"""

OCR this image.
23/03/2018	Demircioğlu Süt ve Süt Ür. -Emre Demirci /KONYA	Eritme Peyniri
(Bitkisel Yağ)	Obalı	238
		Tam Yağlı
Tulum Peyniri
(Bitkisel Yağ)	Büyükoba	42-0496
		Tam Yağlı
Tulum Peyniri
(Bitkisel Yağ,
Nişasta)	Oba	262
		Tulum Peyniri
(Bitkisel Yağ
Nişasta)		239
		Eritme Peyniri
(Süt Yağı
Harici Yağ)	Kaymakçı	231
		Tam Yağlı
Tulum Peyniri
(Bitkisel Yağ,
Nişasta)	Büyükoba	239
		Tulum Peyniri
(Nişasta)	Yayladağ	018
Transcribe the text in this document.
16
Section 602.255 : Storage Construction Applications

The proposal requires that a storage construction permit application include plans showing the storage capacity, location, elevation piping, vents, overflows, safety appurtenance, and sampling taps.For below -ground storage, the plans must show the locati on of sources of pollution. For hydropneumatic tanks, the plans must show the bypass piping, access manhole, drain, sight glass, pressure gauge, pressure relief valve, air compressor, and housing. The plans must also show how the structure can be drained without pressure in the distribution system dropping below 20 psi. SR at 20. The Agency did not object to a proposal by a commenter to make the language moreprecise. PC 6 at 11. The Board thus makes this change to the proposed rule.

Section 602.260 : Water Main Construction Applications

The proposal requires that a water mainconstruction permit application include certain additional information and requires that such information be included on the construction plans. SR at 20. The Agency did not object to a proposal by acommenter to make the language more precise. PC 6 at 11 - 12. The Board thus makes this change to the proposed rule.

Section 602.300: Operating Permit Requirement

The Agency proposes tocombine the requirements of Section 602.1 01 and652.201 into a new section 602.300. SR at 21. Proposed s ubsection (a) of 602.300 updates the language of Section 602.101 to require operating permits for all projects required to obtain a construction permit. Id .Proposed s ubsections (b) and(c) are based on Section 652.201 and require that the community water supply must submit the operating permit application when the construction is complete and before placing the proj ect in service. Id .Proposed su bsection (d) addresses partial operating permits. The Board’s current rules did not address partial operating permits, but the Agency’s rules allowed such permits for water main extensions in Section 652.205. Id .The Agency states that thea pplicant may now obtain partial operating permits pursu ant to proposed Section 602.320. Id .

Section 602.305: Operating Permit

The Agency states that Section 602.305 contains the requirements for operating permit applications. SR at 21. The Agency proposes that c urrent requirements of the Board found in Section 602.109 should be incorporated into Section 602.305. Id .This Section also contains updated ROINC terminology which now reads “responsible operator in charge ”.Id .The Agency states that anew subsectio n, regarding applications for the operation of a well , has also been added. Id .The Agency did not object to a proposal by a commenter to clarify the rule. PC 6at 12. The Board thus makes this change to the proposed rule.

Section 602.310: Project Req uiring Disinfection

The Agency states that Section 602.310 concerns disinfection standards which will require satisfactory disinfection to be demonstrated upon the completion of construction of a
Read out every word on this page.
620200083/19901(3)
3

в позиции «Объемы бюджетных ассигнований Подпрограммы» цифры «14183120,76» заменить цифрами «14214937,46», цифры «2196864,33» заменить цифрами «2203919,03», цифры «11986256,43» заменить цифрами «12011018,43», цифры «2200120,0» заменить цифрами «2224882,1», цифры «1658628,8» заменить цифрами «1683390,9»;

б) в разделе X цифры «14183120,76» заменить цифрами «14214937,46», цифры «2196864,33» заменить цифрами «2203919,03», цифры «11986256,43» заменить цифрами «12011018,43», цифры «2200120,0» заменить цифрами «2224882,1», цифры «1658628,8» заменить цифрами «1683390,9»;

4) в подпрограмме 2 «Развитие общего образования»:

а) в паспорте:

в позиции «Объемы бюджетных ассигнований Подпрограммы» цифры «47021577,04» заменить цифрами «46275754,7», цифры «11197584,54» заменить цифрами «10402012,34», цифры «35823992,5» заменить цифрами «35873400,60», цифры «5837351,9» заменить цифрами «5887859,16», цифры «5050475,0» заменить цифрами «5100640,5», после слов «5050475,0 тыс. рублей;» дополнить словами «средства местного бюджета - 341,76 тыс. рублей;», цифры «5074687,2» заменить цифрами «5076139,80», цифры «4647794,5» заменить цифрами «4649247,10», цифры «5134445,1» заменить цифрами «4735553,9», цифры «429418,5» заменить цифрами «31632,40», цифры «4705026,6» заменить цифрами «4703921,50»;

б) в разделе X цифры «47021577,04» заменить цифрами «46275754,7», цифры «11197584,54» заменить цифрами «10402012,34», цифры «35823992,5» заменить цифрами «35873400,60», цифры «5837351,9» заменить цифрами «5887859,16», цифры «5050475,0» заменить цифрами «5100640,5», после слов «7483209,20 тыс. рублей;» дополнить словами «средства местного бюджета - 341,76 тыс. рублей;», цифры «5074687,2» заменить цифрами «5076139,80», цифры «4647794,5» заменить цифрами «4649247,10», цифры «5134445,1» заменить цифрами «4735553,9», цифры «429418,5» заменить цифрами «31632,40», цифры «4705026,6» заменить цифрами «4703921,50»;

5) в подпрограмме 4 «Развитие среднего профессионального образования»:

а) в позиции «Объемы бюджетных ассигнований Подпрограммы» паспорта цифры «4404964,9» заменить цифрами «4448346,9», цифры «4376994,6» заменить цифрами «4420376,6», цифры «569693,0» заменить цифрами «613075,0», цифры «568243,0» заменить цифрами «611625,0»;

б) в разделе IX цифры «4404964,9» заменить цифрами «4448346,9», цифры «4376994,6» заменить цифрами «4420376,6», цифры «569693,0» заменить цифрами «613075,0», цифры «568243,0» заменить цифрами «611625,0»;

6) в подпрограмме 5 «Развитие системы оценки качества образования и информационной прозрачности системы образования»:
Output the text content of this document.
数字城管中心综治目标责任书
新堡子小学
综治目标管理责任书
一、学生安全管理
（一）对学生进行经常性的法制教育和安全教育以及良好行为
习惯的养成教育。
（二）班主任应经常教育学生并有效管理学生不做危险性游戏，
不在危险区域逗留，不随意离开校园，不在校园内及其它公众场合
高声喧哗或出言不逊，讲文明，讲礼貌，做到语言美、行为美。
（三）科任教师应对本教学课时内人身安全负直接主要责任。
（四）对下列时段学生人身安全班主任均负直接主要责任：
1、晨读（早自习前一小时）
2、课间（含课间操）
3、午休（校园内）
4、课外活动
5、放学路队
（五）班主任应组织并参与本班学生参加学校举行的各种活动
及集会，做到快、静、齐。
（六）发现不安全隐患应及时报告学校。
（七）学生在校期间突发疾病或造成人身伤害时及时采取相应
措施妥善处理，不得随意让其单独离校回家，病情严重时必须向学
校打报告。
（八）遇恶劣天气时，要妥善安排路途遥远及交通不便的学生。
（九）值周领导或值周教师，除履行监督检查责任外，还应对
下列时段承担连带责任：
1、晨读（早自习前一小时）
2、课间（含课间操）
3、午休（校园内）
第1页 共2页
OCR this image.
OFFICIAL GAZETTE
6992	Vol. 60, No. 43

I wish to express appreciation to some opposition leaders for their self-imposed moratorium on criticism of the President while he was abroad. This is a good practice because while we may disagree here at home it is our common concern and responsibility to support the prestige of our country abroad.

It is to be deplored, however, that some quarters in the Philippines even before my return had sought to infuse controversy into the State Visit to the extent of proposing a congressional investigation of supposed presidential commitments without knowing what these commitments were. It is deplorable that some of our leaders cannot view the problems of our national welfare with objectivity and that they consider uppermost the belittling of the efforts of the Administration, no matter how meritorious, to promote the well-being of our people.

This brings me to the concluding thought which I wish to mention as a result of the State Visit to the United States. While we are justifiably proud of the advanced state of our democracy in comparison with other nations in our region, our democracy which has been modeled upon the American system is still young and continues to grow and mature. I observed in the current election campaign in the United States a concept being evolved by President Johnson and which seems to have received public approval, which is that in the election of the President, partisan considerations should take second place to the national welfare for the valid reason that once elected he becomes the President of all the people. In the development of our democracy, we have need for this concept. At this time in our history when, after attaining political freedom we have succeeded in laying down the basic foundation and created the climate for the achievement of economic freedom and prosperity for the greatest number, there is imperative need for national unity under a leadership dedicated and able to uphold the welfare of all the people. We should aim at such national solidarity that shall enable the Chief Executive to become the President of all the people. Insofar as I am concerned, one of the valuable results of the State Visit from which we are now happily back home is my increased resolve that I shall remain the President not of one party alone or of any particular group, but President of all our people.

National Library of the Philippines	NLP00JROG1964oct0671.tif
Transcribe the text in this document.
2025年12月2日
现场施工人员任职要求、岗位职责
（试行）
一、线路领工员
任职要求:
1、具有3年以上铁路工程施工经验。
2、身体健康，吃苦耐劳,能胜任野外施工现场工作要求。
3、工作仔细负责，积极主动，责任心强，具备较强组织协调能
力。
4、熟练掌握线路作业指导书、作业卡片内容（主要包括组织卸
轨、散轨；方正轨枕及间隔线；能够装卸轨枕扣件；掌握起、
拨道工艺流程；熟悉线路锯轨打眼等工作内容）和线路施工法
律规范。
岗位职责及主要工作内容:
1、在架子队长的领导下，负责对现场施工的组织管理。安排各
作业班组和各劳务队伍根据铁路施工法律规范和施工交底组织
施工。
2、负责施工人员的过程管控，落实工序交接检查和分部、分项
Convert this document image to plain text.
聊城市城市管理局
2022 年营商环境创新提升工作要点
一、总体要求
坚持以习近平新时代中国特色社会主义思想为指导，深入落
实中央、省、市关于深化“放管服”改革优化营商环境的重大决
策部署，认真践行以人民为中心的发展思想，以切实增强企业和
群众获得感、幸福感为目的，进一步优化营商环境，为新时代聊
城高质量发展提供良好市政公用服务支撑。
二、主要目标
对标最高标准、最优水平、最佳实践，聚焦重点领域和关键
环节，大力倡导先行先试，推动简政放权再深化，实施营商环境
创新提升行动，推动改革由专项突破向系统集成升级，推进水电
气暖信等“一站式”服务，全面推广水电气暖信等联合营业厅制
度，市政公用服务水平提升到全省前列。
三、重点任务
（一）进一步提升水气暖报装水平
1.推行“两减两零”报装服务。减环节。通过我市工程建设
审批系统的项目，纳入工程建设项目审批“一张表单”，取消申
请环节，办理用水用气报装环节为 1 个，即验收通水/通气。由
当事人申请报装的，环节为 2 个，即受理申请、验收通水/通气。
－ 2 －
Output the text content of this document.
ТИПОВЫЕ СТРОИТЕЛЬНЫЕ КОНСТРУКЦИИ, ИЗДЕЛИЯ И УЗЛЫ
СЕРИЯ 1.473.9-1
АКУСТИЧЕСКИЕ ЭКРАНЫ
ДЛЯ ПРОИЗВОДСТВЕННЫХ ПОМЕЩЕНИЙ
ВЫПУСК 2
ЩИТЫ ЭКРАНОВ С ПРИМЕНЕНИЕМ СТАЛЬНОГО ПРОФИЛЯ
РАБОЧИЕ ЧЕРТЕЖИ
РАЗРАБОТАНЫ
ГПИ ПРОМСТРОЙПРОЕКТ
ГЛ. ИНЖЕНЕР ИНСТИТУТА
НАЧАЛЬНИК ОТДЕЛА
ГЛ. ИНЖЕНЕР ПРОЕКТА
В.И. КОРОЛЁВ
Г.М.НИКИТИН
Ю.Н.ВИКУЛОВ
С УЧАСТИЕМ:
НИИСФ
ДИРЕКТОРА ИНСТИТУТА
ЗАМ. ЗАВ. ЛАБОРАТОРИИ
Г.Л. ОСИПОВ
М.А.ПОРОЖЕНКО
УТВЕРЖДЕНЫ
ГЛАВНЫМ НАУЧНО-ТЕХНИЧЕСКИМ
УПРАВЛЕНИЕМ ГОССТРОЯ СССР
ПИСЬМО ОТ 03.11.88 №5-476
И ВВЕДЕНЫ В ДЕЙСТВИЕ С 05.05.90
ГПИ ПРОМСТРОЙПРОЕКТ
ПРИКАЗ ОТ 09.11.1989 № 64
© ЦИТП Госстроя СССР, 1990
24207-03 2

"""

EXERCISE GOAL: From the data above, pick out each line containing "Büyükoba" and copy it.

EXPECTED ANSWER:
(Bitkisel Yağ)	Büyükoba	42-0496
Nişasta)	Büyükoba	239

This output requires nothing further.